Records from a data source
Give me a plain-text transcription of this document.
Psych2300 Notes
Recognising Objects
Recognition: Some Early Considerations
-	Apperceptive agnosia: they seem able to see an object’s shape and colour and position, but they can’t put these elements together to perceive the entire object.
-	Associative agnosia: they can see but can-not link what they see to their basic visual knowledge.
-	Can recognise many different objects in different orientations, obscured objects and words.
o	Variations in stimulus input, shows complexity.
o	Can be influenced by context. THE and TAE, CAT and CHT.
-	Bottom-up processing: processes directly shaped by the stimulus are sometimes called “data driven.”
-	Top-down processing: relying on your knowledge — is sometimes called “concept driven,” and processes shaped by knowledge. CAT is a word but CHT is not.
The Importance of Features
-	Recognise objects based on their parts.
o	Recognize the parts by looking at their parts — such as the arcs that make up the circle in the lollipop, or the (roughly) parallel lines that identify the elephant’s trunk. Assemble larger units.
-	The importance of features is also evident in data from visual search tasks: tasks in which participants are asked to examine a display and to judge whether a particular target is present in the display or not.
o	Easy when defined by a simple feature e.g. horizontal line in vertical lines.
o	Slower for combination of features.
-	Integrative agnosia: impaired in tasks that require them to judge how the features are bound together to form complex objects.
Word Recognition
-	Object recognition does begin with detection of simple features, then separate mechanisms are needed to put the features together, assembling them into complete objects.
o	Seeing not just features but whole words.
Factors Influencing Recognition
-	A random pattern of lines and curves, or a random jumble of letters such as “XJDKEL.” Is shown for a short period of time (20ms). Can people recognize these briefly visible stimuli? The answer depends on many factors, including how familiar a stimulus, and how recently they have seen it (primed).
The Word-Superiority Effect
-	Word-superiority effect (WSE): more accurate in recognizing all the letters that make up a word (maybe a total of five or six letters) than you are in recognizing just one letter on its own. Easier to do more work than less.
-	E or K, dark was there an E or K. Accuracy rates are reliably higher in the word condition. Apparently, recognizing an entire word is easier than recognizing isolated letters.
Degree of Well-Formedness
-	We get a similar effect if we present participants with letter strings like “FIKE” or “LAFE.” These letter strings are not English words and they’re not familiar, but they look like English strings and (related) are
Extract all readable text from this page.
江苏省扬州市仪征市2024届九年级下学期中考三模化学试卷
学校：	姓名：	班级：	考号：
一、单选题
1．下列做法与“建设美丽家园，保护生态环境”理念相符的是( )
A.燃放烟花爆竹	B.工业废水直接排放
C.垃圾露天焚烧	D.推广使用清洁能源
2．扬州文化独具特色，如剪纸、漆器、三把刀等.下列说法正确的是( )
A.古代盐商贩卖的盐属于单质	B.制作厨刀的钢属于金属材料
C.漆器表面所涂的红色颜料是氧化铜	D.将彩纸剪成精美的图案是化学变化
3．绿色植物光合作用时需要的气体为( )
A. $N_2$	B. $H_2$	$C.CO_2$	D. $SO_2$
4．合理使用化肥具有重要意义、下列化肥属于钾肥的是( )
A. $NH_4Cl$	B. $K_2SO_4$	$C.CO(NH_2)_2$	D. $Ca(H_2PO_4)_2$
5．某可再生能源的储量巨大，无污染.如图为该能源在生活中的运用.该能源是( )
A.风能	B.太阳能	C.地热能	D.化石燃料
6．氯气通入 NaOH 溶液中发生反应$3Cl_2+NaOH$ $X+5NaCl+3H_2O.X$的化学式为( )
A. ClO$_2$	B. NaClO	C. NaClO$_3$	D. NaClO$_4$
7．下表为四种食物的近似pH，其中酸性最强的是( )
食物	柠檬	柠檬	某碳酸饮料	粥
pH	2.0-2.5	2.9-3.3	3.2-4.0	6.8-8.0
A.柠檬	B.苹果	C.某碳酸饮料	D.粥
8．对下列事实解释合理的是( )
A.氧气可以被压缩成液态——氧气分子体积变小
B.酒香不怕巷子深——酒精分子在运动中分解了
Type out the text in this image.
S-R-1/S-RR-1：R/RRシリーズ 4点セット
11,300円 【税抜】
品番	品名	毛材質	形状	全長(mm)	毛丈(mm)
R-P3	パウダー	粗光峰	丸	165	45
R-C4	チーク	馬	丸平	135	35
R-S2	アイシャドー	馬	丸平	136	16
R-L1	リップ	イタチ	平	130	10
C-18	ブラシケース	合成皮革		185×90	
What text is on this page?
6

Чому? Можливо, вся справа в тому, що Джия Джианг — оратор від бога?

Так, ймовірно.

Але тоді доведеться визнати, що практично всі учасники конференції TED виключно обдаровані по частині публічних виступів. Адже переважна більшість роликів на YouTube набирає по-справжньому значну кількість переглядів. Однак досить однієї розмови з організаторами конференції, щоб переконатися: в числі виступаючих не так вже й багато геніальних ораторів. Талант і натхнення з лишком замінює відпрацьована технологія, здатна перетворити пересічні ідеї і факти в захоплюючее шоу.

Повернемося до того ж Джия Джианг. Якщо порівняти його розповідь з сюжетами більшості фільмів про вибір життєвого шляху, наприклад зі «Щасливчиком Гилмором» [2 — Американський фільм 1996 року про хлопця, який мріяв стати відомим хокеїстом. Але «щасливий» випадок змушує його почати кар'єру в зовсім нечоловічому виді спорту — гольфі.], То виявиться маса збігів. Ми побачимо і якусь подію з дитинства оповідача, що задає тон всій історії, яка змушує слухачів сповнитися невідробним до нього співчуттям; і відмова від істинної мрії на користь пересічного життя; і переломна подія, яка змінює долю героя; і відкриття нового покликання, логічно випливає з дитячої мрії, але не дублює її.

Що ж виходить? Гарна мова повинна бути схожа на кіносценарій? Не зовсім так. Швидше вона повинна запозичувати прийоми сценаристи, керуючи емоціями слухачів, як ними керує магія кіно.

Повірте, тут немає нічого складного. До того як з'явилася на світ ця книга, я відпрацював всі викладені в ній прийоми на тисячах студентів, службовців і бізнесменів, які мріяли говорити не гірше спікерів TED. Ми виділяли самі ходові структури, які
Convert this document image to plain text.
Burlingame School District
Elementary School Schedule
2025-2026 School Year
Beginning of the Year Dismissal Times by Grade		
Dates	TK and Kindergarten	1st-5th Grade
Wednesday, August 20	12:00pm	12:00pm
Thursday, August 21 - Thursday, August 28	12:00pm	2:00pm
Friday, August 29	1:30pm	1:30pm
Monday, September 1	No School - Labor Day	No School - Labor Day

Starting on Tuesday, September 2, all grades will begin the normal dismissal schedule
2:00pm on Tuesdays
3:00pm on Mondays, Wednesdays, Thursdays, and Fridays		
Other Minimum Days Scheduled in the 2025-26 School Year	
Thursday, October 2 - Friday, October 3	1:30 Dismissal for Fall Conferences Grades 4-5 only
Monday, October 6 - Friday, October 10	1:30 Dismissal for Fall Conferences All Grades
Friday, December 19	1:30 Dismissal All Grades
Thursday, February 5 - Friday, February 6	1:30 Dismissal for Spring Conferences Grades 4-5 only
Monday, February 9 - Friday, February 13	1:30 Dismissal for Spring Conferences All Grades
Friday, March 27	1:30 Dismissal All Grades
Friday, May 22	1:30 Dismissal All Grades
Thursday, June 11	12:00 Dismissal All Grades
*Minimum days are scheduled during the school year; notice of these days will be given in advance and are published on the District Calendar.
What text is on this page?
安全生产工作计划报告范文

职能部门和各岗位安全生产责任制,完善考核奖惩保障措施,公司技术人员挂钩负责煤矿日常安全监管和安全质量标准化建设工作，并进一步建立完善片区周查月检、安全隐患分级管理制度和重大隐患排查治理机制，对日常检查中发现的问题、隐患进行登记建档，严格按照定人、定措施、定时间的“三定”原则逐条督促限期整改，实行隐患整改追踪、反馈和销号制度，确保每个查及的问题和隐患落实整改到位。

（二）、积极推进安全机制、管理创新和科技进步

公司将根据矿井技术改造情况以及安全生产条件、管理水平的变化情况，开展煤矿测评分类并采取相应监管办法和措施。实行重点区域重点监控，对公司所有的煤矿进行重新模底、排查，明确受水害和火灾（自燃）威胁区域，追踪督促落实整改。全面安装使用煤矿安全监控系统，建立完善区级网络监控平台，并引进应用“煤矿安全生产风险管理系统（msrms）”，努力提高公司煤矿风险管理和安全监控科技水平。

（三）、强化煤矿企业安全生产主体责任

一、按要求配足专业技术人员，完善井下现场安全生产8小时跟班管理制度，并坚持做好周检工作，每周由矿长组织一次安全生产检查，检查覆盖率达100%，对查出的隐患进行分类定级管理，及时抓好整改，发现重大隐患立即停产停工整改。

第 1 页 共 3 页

### [PROBLEM TO SOLVE]
Each line in the listing above that contains "words" should be copied.

### [EXERCISE RESULT]
-	Can recognise many different objects in different orientations, obscured objects and words.
o	Seeing not just features but whole words.
-	We get a similar effect if we present participants with letter strings like “FIKE” or “LAFE.” These letter strings are not English words and they’re not familiar, but they look like English strings and (related) are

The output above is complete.